- **GIVEN INSTRUCTION**
Write out each line from the data below that includes the word "tossed".

Stored dataset items:
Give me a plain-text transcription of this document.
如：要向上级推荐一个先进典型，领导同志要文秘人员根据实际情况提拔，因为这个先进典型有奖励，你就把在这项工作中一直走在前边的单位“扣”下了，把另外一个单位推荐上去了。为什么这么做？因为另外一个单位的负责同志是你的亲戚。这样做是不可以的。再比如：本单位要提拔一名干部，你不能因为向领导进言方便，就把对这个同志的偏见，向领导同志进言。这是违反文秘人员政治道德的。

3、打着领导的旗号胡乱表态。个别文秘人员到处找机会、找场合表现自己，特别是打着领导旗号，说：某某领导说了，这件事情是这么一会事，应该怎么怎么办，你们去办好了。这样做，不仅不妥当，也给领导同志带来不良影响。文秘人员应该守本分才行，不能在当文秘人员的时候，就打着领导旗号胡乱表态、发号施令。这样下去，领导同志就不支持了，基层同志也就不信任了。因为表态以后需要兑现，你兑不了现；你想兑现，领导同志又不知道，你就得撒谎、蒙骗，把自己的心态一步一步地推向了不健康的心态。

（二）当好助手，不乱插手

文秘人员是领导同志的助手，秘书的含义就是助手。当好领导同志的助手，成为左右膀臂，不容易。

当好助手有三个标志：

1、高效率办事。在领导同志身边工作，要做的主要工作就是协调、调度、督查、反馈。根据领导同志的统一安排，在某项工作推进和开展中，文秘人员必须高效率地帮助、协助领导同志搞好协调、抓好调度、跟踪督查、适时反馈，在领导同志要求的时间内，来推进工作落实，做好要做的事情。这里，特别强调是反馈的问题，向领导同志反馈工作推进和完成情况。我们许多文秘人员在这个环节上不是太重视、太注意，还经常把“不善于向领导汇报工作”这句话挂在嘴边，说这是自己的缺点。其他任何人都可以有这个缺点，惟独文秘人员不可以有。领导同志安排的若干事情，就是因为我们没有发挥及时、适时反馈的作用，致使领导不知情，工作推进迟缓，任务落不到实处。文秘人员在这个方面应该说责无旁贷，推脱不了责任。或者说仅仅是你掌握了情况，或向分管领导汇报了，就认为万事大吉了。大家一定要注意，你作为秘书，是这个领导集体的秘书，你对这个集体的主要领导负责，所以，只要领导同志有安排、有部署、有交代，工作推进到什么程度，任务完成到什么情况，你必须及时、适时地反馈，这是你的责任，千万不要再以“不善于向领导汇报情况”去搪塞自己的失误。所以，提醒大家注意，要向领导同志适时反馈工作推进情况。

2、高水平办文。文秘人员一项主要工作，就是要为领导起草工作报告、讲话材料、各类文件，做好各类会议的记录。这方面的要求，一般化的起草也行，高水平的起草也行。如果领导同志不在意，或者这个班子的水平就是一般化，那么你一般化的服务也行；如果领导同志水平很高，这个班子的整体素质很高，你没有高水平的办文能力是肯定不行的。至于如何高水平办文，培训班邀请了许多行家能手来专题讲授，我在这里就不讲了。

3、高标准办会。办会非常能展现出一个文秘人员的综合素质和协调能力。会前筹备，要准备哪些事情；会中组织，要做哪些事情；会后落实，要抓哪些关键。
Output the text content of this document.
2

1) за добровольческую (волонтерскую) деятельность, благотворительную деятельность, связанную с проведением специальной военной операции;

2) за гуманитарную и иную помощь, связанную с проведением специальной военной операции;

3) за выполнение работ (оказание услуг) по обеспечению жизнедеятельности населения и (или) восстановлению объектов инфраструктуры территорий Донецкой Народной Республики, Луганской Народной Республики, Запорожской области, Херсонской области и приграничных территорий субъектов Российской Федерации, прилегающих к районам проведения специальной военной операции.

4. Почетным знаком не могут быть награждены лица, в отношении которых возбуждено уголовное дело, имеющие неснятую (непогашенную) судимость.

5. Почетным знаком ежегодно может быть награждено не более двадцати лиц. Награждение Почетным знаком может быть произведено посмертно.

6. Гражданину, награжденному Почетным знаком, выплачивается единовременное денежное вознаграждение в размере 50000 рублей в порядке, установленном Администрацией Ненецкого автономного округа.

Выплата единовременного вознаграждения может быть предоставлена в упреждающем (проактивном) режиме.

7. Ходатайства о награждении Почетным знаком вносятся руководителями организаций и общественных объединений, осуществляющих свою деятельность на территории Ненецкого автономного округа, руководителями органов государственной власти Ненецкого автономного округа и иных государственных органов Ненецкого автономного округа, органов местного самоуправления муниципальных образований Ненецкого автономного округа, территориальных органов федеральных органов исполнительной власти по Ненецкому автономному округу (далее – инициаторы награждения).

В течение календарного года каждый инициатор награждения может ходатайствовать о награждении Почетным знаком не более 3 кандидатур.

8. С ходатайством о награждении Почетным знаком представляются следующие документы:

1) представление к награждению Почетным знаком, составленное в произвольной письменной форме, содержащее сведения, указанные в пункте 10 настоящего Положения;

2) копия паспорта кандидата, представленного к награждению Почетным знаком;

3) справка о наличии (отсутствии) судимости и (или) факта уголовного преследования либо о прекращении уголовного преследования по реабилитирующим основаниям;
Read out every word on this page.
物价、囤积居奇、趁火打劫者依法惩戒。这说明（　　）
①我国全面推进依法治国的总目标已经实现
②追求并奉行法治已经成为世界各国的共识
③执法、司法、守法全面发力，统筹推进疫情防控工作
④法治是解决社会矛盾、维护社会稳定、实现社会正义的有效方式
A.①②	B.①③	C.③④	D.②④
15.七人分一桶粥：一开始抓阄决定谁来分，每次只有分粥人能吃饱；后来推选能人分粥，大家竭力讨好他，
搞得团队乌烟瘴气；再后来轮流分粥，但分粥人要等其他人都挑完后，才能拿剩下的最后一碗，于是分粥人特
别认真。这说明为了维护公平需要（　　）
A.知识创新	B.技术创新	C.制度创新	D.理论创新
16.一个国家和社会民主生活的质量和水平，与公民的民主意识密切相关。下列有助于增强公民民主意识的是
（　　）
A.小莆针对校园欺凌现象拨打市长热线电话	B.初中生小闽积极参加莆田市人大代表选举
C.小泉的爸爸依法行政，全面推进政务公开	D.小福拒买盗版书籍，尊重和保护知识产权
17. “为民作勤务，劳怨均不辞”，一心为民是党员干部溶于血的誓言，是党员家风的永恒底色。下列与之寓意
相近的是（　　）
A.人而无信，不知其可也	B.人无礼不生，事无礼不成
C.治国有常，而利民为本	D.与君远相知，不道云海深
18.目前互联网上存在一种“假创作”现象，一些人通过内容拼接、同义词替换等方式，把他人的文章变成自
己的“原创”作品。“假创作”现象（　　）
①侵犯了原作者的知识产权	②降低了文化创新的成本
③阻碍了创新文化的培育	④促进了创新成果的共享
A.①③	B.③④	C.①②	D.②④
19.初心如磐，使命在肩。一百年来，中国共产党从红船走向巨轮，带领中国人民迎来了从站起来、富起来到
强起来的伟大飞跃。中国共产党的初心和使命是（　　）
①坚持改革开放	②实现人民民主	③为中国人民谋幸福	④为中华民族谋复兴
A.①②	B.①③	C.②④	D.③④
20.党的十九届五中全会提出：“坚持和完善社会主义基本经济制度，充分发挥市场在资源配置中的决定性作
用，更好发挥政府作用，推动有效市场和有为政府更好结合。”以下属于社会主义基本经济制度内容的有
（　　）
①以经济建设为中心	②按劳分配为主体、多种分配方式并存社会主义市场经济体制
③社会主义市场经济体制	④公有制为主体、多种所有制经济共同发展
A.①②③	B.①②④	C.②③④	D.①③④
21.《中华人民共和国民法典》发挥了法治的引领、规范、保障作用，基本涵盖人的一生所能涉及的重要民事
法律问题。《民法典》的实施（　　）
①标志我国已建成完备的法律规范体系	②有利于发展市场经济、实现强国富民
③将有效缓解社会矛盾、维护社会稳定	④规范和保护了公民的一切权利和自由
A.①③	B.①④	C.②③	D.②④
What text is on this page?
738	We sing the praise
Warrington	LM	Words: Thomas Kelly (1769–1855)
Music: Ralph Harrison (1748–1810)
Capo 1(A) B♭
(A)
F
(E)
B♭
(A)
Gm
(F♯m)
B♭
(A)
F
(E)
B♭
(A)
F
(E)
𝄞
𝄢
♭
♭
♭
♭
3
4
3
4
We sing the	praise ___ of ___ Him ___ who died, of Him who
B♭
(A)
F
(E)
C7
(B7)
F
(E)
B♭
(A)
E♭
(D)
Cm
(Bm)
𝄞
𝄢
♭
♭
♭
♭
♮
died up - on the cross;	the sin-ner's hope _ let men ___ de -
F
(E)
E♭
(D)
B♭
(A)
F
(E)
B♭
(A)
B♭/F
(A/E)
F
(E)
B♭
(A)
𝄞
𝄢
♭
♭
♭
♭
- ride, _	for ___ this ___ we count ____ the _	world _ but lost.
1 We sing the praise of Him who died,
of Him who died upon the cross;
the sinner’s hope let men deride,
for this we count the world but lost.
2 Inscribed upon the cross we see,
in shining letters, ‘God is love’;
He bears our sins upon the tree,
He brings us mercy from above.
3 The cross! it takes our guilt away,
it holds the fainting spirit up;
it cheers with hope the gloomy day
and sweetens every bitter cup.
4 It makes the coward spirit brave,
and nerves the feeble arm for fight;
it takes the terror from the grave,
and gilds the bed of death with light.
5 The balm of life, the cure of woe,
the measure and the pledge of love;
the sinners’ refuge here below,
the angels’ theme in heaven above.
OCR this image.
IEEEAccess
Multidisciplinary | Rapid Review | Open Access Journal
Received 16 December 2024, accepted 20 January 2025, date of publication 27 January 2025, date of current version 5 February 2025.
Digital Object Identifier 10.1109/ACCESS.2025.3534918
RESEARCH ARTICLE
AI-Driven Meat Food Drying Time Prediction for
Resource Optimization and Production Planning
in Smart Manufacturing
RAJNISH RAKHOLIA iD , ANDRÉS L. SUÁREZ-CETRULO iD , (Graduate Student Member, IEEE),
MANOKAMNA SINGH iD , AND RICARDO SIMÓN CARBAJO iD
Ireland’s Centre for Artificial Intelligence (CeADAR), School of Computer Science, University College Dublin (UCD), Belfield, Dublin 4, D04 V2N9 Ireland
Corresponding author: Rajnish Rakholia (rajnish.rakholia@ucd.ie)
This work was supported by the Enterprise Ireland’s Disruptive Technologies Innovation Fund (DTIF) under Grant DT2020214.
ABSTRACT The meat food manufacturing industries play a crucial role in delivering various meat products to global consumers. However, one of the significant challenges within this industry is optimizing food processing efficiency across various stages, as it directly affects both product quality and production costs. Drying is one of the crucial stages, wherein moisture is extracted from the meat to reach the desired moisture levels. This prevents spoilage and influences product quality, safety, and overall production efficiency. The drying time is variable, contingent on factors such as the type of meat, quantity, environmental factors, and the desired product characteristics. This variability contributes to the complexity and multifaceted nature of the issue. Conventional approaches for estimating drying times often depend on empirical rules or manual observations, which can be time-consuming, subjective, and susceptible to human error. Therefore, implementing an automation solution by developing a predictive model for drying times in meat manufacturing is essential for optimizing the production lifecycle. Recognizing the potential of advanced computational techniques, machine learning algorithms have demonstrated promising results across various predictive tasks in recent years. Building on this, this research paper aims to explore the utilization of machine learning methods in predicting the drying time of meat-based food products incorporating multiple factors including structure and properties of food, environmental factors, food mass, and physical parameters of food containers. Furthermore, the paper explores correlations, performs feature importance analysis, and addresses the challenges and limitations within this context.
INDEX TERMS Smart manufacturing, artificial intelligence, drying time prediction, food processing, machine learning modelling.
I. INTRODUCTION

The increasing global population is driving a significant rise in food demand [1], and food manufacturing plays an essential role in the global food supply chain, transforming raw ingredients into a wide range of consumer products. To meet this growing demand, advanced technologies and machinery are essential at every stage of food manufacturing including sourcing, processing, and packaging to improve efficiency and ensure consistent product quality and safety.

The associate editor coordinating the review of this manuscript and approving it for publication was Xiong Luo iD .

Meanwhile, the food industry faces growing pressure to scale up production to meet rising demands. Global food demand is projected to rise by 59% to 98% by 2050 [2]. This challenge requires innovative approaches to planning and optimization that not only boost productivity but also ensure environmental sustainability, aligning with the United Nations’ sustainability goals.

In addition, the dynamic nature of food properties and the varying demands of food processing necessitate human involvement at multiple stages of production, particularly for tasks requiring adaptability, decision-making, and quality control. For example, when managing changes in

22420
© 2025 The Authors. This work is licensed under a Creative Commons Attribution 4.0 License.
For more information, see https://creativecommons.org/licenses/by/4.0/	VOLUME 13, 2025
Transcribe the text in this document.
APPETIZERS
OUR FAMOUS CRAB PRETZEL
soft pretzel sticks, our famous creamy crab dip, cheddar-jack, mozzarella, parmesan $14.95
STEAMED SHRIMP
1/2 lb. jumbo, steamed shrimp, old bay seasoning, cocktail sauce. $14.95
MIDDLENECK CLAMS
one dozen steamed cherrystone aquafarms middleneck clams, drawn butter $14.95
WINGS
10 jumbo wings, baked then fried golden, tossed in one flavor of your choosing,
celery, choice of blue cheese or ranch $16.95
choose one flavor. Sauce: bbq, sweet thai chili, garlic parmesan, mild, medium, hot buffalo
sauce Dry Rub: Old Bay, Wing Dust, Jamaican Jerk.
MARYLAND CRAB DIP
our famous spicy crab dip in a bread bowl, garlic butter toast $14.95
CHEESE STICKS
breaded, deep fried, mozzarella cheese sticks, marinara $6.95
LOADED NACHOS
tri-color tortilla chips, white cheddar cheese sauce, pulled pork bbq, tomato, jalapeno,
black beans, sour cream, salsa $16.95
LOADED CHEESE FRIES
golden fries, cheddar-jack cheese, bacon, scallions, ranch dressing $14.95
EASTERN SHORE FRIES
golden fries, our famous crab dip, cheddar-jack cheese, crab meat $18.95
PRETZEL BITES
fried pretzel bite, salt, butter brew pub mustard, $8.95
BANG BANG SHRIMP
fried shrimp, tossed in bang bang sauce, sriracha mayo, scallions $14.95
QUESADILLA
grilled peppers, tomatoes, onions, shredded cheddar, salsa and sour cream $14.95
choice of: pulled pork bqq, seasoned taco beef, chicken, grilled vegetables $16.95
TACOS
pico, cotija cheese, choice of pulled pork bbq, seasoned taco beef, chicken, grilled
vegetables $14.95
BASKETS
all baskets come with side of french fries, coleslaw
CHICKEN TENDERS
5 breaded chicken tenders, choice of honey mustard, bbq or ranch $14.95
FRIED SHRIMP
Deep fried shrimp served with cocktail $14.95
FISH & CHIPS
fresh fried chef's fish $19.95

- **RESULT**
10 jumbo wings, baked then fried golden, tossed in one flavor of your choosing,
fried shrimp, tossed in bang bang sauce, sriracha mayo, scallions $14.95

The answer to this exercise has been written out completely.